(Records from a dataset)
====

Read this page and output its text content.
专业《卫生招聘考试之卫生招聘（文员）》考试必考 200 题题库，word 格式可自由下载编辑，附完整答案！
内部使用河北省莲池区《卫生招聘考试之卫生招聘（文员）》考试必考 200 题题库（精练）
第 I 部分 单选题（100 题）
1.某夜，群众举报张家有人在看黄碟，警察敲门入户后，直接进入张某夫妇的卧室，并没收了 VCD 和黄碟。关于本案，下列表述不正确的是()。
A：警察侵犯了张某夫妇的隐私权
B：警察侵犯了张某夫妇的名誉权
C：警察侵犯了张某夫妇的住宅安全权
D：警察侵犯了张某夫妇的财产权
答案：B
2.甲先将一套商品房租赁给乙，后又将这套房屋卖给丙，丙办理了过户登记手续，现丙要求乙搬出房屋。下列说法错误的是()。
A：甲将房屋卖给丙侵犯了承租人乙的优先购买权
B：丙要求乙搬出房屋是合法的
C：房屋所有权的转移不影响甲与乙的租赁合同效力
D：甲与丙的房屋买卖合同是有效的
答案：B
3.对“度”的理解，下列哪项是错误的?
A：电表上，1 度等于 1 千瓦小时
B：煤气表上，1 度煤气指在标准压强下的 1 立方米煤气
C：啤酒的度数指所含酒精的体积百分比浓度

====

Objective -> Retype every entry word for word.

Exercise answer ->
Read this page and output its text content.
专业《卫生招聘考试之卫生招聘（文员）》考试必考 200 题题库，word 格式可自由下载编辑，附完整答案！
内部使用河北省莲池区《卫生招聘考试之卫生招聘（文员）》考试必考 200 题题库（精练）
第 I 部分 单选题（100 题）
1.某夜，群众举报张家有人在看黄碟，警察敲门入户后，直接进入张某夫妇的卧室，并没收了 VCD 和黄碟。关于本案，下列表述不正确的是()。
A：警察侵犯了张某夫妇的隐私权
B：警察侵犯了张某夫妇的名誉权
C：警察侵犯了张某夫妇的住宅安全权
D：警察侵犯了张某夫妇的财产权
答案：B
2.甲先将一套商品房租赁给乙，后又将这套房屋卖给丙，丙办理了过户登记手续，现丙要求乙搬出房屋。下列说法错误的是()。
A：甲将房屋卖给丙侵犯了承租人乙的优先购买权
B：丙要求乙搬出房屋是合法的
C：房屋所有权的转移不影响甲与乙的租赁合同效力
D：甲与丙的房屋买卖合同是有效的
答案：B
3.对“度”的理解，下列哪项是错误的?
A：电表上，1 度等于 1 千瓦小时
B：煤气表上，1 度煤气指在标准压强下的 1 立方米煤气
C：啤酒的度数指所含酒精的体积百分比浓度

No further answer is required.